### Written instruction
Look through the records that follow. Copy every line containing the word "wormat".

──────

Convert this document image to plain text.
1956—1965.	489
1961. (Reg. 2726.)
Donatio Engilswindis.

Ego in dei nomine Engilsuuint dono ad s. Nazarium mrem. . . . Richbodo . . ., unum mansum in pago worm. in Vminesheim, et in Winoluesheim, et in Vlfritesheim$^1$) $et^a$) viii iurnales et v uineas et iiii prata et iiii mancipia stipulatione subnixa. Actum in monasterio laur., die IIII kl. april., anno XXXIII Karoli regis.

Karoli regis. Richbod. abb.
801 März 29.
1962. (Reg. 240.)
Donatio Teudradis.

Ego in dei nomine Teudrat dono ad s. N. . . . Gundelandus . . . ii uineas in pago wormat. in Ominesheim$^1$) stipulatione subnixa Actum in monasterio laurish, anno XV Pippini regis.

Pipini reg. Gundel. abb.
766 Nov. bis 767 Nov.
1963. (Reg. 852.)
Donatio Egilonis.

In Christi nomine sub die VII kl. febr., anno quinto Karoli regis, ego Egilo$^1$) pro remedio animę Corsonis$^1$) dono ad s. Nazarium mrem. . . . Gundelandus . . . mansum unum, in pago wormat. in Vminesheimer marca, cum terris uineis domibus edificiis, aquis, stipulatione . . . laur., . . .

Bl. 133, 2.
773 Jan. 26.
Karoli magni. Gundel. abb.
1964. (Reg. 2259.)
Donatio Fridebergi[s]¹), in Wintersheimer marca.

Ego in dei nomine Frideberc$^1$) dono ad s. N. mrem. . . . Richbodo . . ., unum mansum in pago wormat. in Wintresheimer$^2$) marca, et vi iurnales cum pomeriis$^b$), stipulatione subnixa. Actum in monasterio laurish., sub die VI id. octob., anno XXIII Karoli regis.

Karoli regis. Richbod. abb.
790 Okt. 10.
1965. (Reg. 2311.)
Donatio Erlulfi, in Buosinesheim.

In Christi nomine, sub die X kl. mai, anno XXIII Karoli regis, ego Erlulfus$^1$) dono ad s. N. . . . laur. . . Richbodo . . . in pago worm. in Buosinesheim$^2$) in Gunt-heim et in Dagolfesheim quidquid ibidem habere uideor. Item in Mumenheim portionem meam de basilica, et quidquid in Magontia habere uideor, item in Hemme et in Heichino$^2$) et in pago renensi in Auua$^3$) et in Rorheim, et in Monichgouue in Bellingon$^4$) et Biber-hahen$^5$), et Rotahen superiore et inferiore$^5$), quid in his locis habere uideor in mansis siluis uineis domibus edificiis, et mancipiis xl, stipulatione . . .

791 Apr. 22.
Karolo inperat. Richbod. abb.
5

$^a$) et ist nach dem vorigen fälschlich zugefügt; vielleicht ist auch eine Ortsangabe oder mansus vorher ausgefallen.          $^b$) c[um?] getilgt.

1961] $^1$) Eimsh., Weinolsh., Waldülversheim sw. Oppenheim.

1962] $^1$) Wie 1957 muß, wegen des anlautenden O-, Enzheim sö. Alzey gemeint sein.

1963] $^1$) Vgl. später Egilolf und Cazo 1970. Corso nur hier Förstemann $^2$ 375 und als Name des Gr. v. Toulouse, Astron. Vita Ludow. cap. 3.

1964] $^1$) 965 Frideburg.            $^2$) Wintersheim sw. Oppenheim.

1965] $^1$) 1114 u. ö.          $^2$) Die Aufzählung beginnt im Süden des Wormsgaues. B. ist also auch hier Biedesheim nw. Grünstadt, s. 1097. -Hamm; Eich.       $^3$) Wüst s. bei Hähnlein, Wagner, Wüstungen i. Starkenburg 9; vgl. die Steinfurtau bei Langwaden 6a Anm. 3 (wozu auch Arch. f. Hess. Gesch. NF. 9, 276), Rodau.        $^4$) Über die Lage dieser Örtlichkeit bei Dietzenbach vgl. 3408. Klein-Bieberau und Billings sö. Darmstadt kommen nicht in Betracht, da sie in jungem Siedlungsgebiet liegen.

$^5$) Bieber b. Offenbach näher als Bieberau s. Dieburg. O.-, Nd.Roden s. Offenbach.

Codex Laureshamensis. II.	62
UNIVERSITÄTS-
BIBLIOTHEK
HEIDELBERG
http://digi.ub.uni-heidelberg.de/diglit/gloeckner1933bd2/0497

──────

### Result of the exercise
Ego in dei nomine Teudrat dono ad s. N. . . . Gundelandus . . . ii uineas in pago wormat. in Ominesheim$^1$) stipulatione subnixa Actum in monasterio laurish, anno XV Pippini regis.
In Christi nomine sub die VII kl. febr., anno quinto Karoli regis, ego Egilo$^1$) pro remedio animę Corsonis$^1$) dono ad s. Nazarium mrem. . . . Gundelandus . . . mansum unum, in pago wormat. in Vminesheimer marca, cum terris uineis domibus edificiis, aquis, stipulatione . . . laur., . . .
Ego in dei nomine Frideberc$^1$) dono ad s. N. mrem. . . . Richbodo . . ., unum mansum in pago wormat. in Wintresheimer$^2$) marca, et vi iurnales cum pomeriis$^b$), stipulatione subnixa. Actum in monasterio laurish., sub die VI id. octob., anno XXIII Karoli regis.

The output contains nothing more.